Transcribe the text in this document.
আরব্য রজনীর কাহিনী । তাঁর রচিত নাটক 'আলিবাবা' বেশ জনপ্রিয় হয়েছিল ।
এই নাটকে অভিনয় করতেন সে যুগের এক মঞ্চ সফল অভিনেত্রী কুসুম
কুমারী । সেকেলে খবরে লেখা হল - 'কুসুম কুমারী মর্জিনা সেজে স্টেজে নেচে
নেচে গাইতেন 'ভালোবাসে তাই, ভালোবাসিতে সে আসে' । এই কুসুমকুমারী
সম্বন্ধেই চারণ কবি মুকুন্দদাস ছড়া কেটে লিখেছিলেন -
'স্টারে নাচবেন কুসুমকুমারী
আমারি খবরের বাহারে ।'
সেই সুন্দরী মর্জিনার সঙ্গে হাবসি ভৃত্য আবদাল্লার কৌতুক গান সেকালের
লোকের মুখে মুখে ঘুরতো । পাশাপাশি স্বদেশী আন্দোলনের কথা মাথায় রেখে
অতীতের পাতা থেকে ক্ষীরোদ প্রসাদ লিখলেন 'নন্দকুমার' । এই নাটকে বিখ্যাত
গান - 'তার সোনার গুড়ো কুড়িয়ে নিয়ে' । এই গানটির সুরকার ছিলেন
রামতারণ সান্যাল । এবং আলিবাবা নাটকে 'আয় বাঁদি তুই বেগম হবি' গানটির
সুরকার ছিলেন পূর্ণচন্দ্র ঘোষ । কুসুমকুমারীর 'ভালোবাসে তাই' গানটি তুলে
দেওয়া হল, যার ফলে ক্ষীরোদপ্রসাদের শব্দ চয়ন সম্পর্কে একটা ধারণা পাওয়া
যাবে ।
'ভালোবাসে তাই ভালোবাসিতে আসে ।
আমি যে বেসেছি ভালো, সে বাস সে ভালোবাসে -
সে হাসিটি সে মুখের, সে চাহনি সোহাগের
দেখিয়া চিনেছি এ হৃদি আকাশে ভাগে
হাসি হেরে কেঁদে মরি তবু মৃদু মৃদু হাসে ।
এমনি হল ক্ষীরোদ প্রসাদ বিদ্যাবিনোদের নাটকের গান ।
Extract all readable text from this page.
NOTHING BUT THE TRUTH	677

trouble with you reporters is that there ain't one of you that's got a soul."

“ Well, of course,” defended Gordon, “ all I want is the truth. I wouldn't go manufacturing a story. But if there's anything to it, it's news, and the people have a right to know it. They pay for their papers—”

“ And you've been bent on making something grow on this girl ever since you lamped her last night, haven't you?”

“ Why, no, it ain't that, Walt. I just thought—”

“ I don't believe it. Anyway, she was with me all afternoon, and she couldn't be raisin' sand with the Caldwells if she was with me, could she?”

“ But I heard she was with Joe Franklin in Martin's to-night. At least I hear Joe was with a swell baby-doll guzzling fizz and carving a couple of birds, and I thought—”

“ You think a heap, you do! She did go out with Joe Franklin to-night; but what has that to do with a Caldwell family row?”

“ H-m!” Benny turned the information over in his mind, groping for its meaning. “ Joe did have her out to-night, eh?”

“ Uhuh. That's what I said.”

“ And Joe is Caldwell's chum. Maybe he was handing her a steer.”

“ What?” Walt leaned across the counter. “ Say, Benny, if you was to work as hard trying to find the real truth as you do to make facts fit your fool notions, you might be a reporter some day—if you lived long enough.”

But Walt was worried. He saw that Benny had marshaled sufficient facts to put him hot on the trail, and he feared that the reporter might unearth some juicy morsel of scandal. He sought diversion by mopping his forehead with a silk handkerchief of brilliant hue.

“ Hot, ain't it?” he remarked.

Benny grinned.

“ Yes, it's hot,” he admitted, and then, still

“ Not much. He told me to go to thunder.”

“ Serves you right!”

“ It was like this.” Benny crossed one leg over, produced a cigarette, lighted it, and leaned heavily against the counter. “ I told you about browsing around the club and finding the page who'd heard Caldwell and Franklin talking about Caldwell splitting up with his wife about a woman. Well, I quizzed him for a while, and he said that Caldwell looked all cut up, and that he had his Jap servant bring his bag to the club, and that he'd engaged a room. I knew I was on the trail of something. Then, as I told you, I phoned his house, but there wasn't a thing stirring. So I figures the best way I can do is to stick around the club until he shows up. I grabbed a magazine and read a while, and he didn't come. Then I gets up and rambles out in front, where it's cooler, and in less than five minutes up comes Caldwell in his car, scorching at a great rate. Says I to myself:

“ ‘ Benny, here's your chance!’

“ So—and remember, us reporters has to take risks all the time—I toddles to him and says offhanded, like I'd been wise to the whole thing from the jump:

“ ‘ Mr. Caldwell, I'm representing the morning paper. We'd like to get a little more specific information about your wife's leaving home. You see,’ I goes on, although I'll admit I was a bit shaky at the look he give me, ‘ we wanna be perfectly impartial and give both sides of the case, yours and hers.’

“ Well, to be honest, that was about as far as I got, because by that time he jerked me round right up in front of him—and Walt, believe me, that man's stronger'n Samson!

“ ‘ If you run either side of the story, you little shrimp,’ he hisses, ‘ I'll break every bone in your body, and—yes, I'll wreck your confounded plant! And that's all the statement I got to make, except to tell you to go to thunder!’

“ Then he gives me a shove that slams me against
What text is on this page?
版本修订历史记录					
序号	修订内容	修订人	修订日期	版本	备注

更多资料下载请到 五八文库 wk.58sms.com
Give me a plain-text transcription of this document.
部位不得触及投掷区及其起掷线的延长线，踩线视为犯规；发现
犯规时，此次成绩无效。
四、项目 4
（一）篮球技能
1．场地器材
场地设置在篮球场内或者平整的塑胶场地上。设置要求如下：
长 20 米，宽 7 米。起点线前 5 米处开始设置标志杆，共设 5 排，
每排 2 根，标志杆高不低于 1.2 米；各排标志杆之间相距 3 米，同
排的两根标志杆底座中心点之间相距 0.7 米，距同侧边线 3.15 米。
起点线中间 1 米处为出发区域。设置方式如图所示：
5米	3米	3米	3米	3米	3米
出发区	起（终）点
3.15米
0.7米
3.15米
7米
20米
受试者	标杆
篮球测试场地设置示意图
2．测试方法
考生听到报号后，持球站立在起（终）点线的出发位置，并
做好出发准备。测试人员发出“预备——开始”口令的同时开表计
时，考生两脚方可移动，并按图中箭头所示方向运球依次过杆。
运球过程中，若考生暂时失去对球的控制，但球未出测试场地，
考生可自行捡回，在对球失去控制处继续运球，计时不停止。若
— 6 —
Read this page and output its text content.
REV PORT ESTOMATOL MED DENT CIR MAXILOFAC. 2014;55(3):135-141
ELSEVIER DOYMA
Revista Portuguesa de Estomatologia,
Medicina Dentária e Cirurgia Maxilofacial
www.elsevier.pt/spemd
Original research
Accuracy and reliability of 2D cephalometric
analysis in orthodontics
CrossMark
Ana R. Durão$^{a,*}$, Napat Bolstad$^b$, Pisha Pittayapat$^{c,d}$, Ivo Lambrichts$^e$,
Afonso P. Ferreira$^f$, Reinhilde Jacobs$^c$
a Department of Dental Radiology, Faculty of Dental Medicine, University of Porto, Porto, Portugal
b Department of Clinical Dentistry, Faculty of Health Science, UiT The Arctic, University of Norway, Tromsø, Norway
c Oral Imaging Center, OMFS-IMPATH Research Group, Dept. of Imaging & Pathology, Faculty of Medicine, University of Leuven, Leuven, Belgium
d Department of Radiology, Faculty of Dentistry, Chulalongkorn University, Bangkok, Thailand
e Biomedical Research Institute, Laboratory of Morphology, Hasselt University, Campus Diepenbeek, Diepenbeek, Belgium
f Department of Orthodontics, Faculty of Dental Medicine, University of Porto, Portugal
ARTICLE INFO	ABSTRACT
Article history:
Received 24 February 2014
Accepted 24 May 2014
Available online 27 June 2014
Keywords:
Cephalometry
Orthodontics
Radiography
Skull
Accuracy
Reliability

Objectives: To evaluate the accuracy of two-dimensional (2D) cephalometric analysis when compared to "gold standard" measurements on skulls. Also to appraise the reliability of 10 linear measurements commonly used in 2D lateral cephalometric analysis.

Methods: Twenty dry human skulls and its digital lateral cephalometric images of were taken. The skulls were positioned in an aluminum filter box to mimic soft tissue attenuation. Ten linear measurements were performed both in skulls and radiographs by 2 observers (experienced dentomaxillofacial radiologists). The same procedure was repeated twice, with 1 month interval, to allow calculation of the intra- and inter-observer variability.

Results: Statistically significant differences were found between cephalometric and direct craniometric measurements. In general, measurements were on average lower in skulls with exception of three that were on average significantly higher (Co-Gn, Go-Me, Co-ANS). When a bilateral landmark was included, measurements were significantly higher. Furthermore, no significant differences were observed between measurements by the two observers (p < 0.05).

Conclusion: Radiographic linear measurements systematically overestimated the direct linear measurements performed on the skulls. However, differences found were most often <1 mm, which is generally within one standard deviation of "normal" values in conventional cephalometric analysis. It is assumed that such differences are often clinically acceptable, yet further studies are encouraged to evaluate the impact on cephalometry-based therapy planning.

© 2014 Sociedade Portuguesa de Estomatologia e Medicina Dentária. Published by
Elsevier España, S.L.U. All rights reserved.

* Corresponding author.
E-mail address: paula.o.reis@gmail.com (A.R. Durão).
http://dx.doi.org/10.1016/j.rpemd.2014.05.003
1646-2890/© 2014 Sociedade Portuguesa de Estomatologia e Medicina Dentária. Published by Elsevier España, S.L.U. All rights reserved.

◇ ◇ ◇ ◇

Your instructions: Write out every line of the listing that holds the word "Dentária".

Task output:
Medicina Dentária e Cirurgia Maxilofacial
© 2014 Sociedade Portuguesa de Estomatologia e Medicina Dentária. Published by
1646-2890/© 2014 Sociedade Portuguesa de Estomatologia e Medicina Dentária. Published by Elsevier España, S.L.U. All rights reserved.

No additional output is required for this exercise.